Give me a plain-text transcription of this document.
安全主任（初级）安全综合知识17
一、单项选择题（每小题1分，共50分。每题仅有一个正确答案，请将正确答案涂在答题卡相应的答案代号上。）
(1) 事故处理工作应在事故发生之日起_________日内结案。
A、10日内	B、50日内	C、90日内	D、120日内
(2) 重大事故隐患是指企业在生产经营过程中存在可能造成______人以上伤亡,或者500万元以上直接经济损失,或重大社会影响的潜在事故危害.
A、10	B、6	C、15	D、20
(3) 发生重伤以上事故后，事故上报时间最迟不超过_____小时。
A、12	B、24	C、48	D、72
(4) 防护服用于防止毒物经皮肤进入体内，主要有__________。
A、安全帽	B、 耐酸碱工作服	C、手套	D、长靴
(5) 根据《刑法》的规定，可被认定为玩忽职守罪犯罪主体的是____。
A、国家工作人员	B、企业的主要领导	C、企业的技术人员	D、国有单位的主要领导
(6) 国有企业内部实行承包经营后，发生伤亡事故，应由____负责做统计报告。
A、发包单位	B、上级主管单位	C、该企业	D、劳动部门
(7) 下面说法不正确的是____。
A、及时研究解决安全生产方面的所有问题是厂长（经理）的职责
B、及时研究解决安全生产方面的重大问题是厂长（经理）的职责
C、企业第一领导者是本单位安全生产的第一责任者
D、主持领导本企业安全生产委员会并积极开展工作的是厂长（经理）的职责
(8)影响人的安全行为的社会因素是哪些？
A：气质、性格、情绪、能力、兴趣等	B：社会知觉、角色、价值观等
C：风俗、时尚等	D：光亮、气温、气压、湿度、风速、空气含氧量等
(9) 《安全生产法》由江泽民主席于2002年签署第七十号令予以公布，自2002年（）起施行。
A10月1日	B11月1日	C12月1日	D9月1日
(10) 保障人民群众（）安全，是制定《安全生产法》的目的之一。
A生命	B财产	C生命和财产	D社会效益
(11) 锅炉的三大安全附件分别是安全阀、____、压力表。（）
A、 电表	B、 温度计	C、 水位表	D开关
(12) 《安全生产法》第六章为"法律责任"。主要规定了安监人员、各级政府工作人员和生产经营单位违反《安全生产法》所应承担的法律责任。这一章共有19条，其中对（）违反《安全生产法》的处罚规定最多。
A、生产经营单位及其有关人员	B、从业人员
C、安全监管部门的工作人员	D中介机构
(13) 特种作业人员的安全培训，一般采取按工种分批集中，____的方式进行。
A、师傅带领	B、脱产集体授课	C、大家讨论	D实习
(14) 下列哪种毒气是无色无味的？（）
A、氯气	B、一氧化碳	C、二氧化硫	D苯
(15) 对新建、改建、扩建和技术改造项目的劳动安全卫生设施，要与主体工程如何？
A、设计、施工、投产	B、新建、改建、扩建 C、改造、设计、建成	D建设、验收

◇ ◇ ◇ ◇ ◇

> _Your objective_
Return every line of the preceding records in which the word "安全生产法" appears.

> _Task result_
(9) 《安全生产法》由江泽民主席于2002年签署第七十号令予以公布，自2002年（）起施行。
(10) 保障人民群众（）安全，是制定《安全生产法》的目的之一。
(12) 《安全生产法》第六章为"法律责任"。主要规定了安监人员、各级政府工作人员和生产经营单位违反《安全生产法》所应承担的法律责任。这一章共有19条，其中对（）违反《安全生产法》的处罚规定最多。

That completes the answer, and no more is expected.